▶ _What you have to do_
Only the pictures are omitted; repeat all other data exactly.

(Extracts from a graphics dataset)

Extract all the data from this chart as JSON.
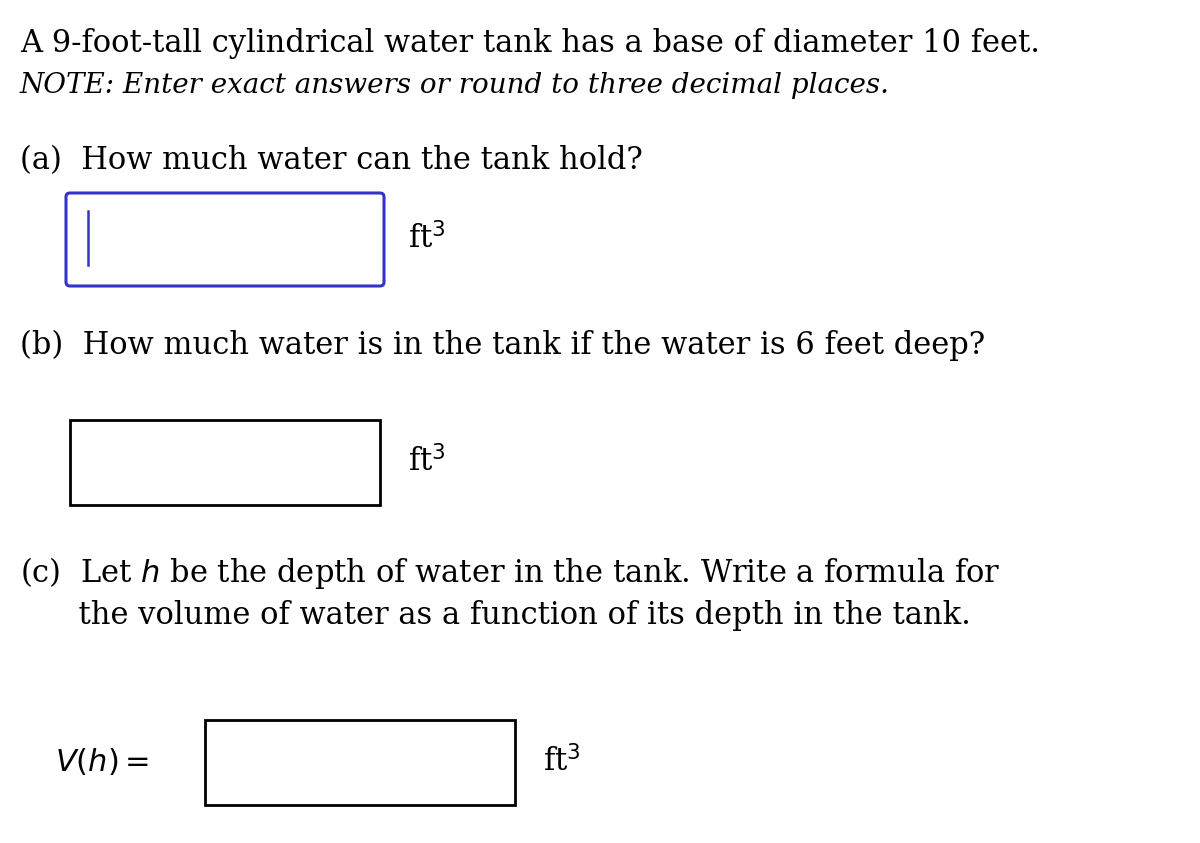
{
  "background_color": "#ffffff",
  "title_line1": "A 9-foot-tall cylindrical water tank has a base of diameter 10 feet.",
  "title_line2": "NOTE: Enter exact answers or round to three decimal places.",
  "part_a_label": "(a)  How much water can the tank hold?",
  "part_b_label": "(b)  How much water is in the tank if the water is 6 feet deep?",
  "part_c_label_line1": "(c)  Let $h$ be the depth of water in the tank. Write a formula for",
  "part_c_label_line2": "      the volume of water as a function of its depth in the tank.",
  "vh_label": "$V(h) =$",
  "ft3_label": "ft$^{3}$",
  "box_a_color": "#3333cc",
  "box_b_color": "#000000",
  "box_c_color": "#000000",
  "cursor_color": "#3333cc",
  "title_fontsize": 22,
  "note_fontsize": 20,
  "question_fontsize": 22,
  "ft3_fontsize": 22,
  "vh_fontsize": 22,
  "box_a_rounded": true,
  "box_b_rounded": false,
  "box_c_rounded": false
}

▶ _The output_
Extract all the data from this chart as JSON.
{
  "background_color": "#ffffff",
  "title_line1": "A 9-foot-tall cylindrical water tank has a base of diameter 10 feet.",
  "title_line2": "NOTE: Enter exact answers or round to three decimal places.",
  "part_a_label": "(a)  How much water can the tank hold?",
  "part_b_label": "(b)  How much water is in the tank if the water is 6 feet deep?",
  "part_c_label_line1": "(c)  Let $h$ be the depth of water in the tank. Write a formula for",
  "part_c_label_line2": "      the volume of water as a function of its depth in the tank.",
  "vh_label": "$V(h) =$",
  "ft3_label": "ft$^{3}$",
  "box_a_color": "#3333cc",
  "box_b_color": "#000000",
  "box_c_color": "#000000",
  "cursor_color": "#3333cc",
  "title_fontsize": 22,
  "note_fontsize": 20,
  "question_fontsize": 22,
  "ft3_fontsize": 22,
  "vh_fontsize": 22,
  "box_a_rounded": true,
  "box_b_rounded": false,
  "box_c_rounded": false
}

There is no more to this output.